Copy out each line exactly; pictures stay out of the copy.

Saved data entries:
____
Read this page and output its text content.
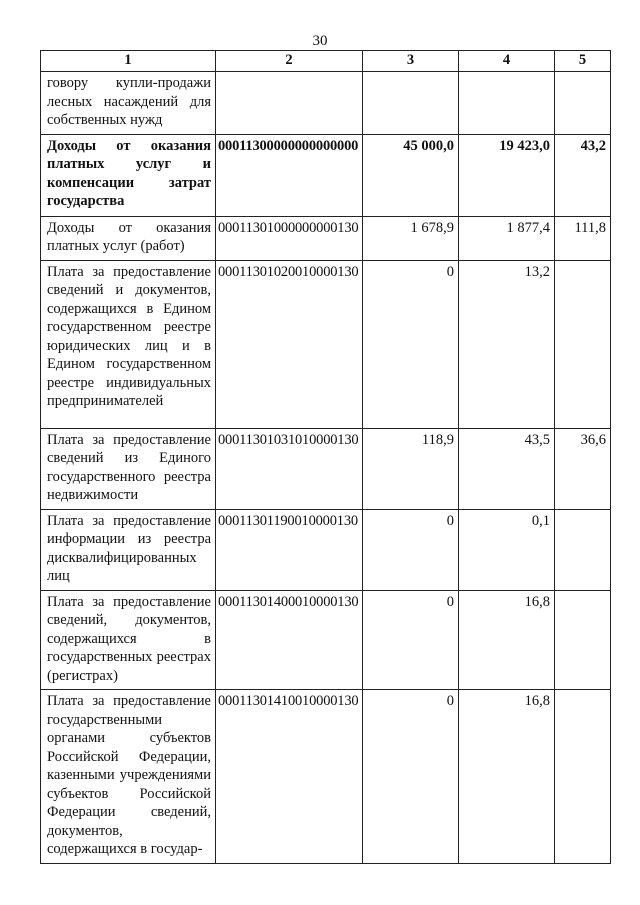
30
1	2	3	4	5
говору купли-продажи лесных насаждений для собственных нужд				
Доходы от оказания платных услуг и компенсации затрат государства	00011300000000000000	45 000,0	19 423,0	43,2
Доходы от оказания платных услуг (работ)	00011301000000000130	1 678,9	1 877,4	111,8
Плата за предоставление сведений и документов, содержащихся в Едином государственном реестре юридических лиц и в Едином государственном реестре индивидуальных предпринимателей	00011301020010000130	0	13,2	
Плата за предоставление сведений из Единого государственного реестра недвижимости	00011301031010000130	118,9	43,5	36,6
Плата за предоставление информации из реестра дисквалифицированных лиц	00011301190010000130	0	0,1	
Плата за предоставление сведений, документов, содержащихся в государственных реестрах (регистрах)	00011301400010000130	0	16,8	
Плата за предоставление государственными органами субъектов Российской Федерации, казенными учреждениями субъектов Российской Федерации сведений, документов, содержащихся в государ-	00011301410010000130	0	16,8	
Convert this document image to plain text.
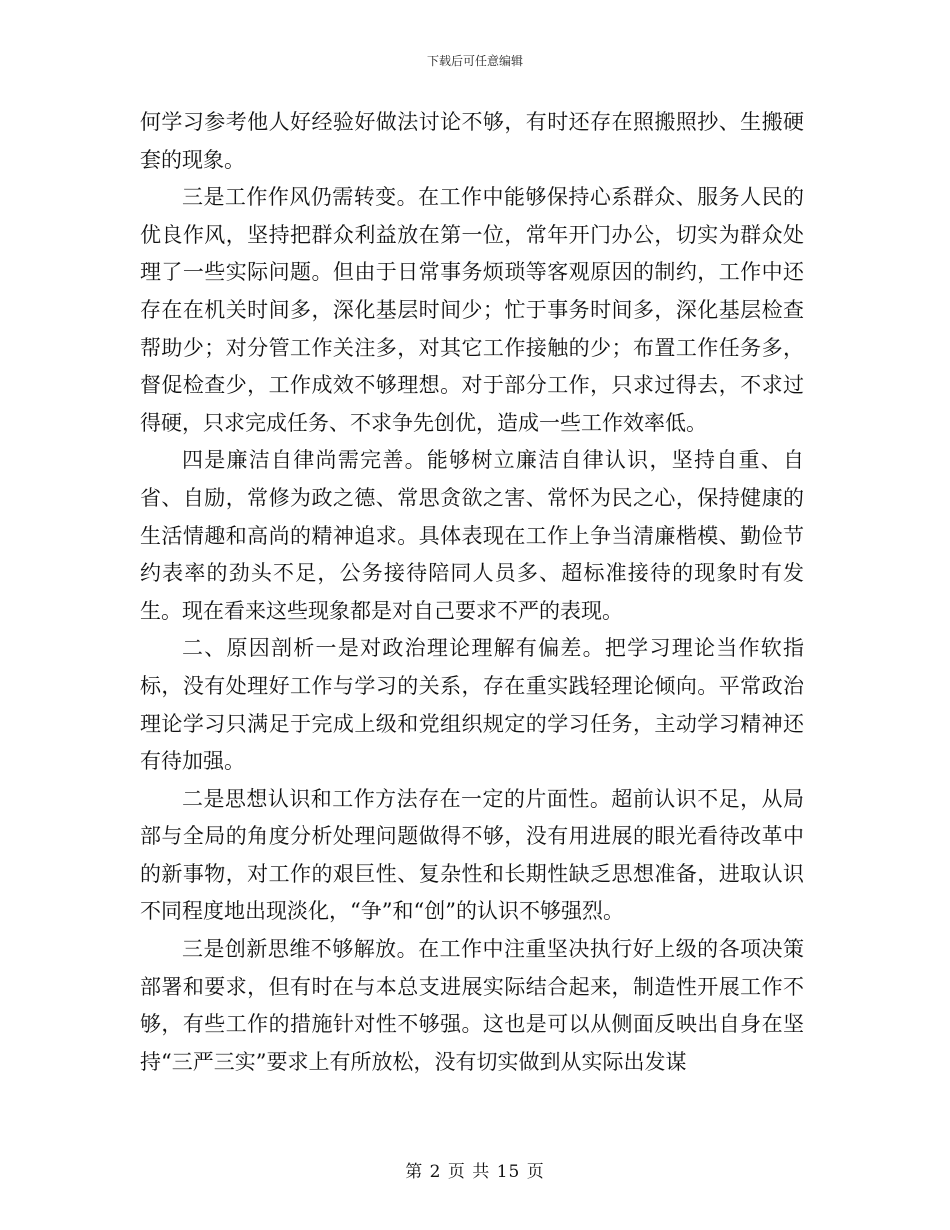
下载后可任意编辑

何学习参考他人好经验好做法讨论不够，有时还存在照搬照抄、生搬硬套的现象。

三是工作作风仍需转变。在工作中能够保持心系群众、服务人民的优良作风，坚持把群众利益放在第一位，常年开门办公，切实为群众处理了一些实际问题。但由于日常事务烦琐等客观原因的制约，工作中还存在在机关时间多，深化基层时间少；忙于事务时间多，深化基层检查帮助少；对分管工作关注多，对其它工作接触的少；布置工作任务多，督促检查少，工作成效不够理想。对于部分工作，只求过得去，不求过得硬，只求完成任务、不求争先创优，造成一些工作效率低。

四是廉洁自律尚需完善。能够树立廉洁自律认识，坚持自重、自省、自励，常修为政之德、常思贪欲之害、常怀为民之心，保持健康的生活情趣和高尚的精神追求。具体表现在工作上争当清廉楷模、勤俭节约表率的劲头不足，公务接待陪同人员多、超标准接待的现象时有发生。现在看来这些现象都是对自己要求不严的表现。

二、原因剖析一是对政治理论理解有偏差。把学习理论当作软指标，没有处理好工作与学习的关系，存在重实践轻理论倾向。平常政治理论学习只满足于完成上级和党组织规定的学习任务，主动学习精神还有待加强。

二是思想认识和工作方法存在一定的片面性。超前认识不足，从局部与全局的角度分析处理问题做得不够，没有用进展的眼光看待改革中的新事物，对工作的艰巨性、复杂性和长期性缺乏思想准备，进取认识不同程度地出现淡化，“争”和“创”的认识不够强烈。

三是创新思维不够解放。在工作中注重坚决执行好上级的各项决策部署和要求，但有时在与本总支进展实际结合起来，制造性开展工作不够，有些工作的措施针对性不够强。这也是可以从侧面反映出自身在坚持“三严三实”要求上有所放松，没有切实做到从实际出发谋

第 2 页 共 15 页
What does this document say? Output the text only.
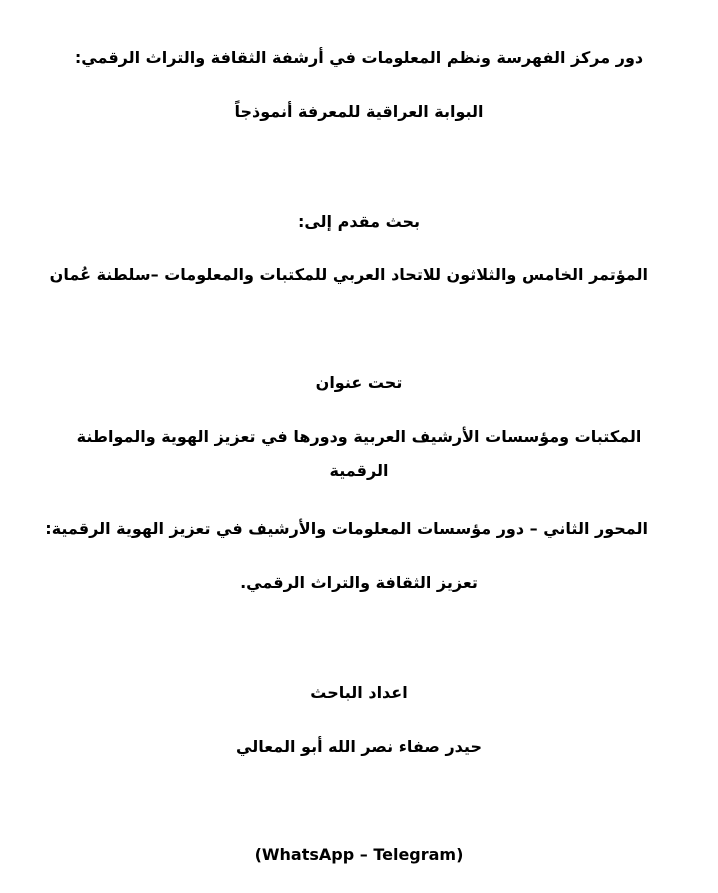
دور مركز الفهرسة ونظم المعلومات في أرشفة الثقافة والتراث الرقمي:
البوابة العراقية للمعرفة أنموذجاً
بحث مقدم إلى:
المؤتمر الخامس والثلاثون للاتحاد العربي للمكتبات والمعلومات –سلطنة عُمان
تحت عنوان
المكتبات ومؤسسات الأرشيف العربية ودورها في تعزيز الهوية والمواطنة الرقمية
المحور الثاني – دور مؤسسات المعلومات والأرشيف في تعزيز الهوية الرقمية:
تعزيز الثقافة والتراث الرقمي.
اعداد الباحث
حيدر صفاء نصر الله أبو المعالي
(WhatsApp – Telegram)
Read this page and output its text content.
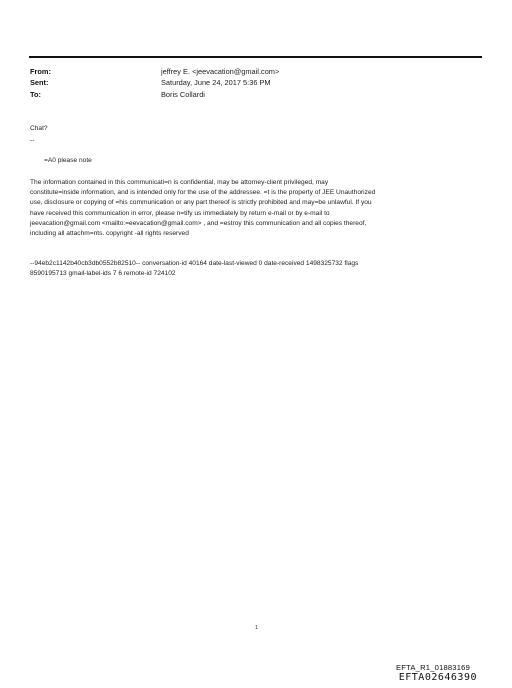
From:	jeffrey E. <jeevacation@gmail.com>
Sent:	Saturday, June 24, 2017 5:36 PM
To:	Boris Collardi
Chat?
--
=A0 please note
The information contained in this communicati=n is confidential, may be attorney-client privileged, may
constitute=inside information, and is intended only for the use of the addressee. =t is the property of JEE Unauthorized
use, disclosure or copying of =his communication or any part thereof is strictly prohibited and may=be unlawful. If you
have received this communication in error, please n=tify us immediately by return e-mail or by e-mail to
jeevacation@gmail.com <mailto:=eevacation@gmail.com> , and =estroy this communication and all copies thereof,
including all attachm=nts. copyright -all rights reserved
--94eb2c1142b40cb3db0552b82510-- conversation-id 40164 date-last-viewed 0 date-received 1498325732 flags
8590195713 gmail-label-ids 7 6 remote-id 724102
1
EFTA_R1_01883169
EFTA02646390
____
COMPLETE OUTPUT:
Read this page and output its text content.
30
1	2	3	4	5
говору купли-продажи лесных насаждений для собственных нужд				
Доходы от оказания платных услуг и компенсации затрат государства	00011300000000000000	45 000,0	19 423,0	43,2
Доходы от оказания платных услуг (работ)	00011301000000000130	1 678,9	1 877,4	111,8
Плата за предоставление сведений и документов, содержащихся в Едином государственном реестре юридических лиц и в Едином государственном реестре индивидуальных предпринимателей	00011301020010000130	0	13,2	
Плата за предоставление сведений из Единого государственного реестра недвижимости	00011301031010000130	118,9	43,5	36,6
Плата за предоставление информации из реестра дисквалифицированных лиц	00011301190010000130	0	0,1	
Плата за предоставление сведений, документов, содержащихся в государственных реестрах (регистрах)	00011301400010000130	0	16,8	
Плата за предоставление государственными органами субъектов Российской Федерации, казенными учреждениями субъектов Российской Федерации сведений, документов, содержащихся в государ-	00011301410010000130	0	16,8	
Convert this document image to plain text.
下载后可任意编辑

何学习参考他人好经验好做法讨论不够，有时还存在照搬照抄、生搬硬套的现象。

三是工作作风仍需转变。在工作中能够保持心系群众、服务人民的优良作风，坚持把群众利益放在第一位，常年开门办公，切实为群众处理了一些实际问题。但由于日常事务烦琐等客观原因的制约，工作中还存在在机关时间多，深化基层时间少；忙于事务时间多，深化基层检查帮助少；对分管工作关注多，对其它工作接触的少；布置工作任务多，督促检查少，工作成效不够理想。对于部分工作，只求过得去，不求过得硬，只求完成任务、不求争先创优，造成一些工作效率低。

四是廉洁自律尚需完善。能够树立廉洁自律认识，坚持自重、自省、自励，常修为政之德、常思贪欲之害、常怀为民之心，保持健康的生活情趣和高尚的精神追求。具体表现在工作上争当清廉楷模、勤俭节约表率的劲头不足，公务接待陪同人员多、超标准接待的现象时有发生。现在看来这些现象都是对自己要求不严的表现。

二、原因剖析一是对政治理论理解有偏差。把学习理论当作软指标，没有处理好工作与学习的关系，存在重实践轻理论倾向。平常政治理论学习只满足于完成上级和党组织规定的学习任务，主动学习精神还有待加强。

二是思想认识和工作方法存在一定的片面性。超前认识不足，从局部与全局的角度分析处理问题做得不够，没有用进展的眼光看待改革中的新事物，对工作的艰巨性、复杂性和长期性缺乏思想准备，进取认识不同程度地出现淡化，“争”和“创”的认识不够强烈。

三是创新思维不够解放。在工作中注重坚决执行好上级的各项决策部署和要求，但有时在与本总支进展实际结合起来，制造性开展工作不够，有些工作的措施针对性不够强。这也是可以从侧面反映出自身在坚持“三严三实”要求上有所放松，没有切实做到从实际出发谋

第 2 页 共 15 页
What does this document say? Output the text only.
دور مركز الفهرسة ونظم المعلومات في أرشفة الثقافة والتراث الرقمي:
البوابة العراقية للمعرفة أنموذجاً
بحث مقدم إلى:
المؤتمر الخامس والثلاثون للاتحاد العربي للمكتبات والمعلومات –سلطنة عُمان
تحت عنوان
المكتبات ومؤسسات الأرشيف العربية ودورها في تعزيز الهوية والمواطنة الرقمية
المحور الثاني – دور مؤسسات المعلومات والأرشيف في تعزيز الهوية الرقمية:
تعزيز الثقافة والتراث الرقمي.
اعداد الباحث
حيدر صفاء نصر الله أبو المعالي
(WhatsApp – Telegram)
Read this page and output its text content.
From:	jeffrey E. <jeevacation@gmail.com>
Sent:	Saturday, June 24, 2017 5:36 PM
To:	Boris Collardi
Chat?
--
=A0 please note
The information contained in this communicati=n is confidential, may be attorney-client privileged, may
constitute=inside information, and is intended only for the use of the addressee. =t is the property of JEE Unauthorized
use, disclosure or copying of =his communication or any part thereof is strictly prohibited and may=be unlawful. If you
have received this communication in error, please n=tify us immediately by return e-mail or by e-mail to
jeevacation@gmail.com <mailto:=eevacation@gmail.com> , and =estroy this communication and all copies thereof,
including all attachm=nts. copyright -all rights reserved
--94eb2c1142b40cb3db0552b82510-- conversation-id 40164 date-last-viewed 0 date-received 1498325732 flags
8590195713 gmail-label-ids 7 6 remote-id 724102
1
EFTA_R1_01883169
EFTA02646390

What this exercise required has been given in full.